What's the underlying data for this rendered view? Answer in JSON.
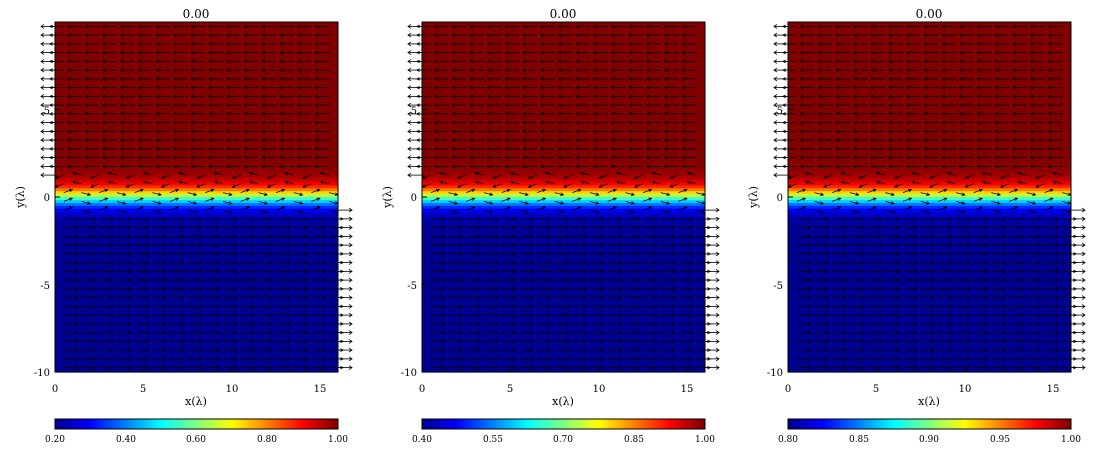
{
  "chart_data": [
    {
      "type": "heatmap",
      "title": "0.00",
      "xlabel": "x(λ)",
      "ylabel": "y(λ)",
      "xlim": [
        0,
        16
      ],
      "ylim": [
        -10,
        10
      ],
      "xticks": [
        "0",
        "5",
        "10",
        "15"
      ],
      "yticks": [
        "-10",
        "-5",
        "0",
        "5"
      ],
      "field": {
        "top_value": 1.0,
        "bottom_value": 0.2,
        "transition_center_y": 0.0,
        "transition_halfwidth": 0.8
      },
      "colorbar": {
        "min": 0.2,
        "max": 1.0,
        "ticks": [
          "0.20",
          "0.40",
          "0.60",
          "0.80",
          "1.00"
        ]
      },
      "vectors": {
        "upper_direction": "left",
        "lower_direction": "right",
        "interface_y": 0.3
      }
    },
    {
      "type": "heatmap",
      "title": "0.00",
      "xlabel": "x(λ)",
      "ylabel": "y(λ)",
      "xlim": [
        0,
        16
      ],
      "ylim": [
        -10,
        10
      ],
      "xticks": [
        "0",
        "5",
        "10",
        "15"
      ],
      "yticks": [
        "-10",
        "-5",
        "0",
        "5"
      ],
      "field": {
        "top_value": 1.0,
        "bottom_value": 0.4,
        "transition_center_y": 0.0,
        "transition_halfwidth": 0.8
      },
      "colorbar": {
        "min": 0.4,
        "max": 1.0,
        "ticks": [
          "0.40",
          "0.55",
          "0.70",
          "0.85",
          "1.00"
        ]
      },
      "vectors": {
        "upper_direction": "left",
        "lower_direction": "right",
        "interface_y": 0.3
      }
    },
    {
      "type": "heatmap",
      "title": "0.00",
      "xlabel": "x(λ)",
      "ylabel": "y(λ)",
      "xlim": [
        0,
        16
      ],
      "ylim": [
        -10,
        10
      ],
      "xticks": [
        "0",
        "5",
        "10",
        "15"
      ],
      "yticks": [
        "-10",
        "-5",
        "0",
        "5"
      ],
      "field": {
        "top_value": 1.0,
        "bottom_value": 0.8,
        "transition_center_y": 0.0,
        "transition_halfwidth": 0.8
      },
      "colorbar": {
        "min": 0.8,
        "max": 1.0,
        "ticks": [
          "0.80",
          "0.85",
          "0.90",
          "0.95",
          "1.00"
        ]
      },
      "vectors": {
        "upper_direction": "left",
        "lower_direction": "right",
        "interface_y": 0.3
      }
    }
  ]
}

——

## Brief:
Set down every record once more, word for word, without pictures.

## Completed task:
What's the underlying data for this rendered view? Answer in JSON.
{
  "chart_data": [
    {
      "type": "heatmap",
      "title": "0.00",
      "xlabel": "x(λ)",
      "ylabel": "y(λ)",
      "xlim": [
        0,
        16
      ],
      "ylim": [
        -10,
        10
      ],
      "xticks": [
        "0",
        "5",
        "10",
        "15"
      ],
      "yticks": [
        "-10",
        "-5",
        "0",
        "5"
      ],
      "field": {
        "top_value": 1.0,
        "bottom_value": 0.2,
        "transition_center_y": 0.0,
        "transition_halfwidth": 0.8
      },
      "colorbar": {
        "min": 0.2,
        "max": 1.0,
        "ticks": [
          "0.20",
          "0.40",
          "0.60",
          "0.80",
          "1.00"
        ]
      },
      "vectors": {
        "upper_direction": "left",
        "lower_direction": "right",
        "interface_y": 0.3
      }
    },
    {
      "type": "heatmap",
      "title": "0.00",
      "xlabel": "x(λ)",
      "ylabel": "y(λ)",
      "xlim": [
        0,
        16
      ],
      "ylim": [
        -10,
        10
      ],
      "xticks": [
        "0",
        "5",
        "10",
        "15"
      ],
      "yticks": [
        "-10",
        "-5",
        "0",
        "5"
      ],
      "field": {
        "top_value": 1.0,
        "bottom_value": 0.4,
        "transition_center_y": 0.0,
        "transition_halfwidth": 0.8
      },
      "colorbar": {
        "min": 0.4,
        "max": 1.0,
        "ticks": [
          "0.40",
          "0.55",
          "0.70",
          "0.85",
          "1.00"
        ]
      },
      "vectors": {
        "upper_direction": "left",
        "lower_direction": "right",
        "interface_y": 0.3
      }
    },
    {
      "type": "heatmap",
      "title": "0.00",
      "xlabel": "x(λ)",
      "ylabel": "y(λ)",
      "xlim": [
        0,
        16
      ],
      "ylim": [
        -10,
        10
      ],
      "xticks": [
        "0",
        "5",
        "10",
        "15"
      ],
      "yticks": [
        "-10",
        "-5",
        "0",
        "5"
      ],
      "field": {
        "top_value": 1.0,
        "bottom_value": 0.8,
        "transition_center_y": 0.0,
        "transition_halfwidth": 0.8
      },
      "colorbar": {
        "min": 0.8,
        "max": 1.0,
        "ticks": [
          "0.80",
          "0.85",
          "0.90",
          "0.95",
          "1.00"
        ]
      },
      "vectors": {
        "upper_direction": "left",
        "lower_direction": "right",
        "interface_y": 0.3
      }
    }
  ]
}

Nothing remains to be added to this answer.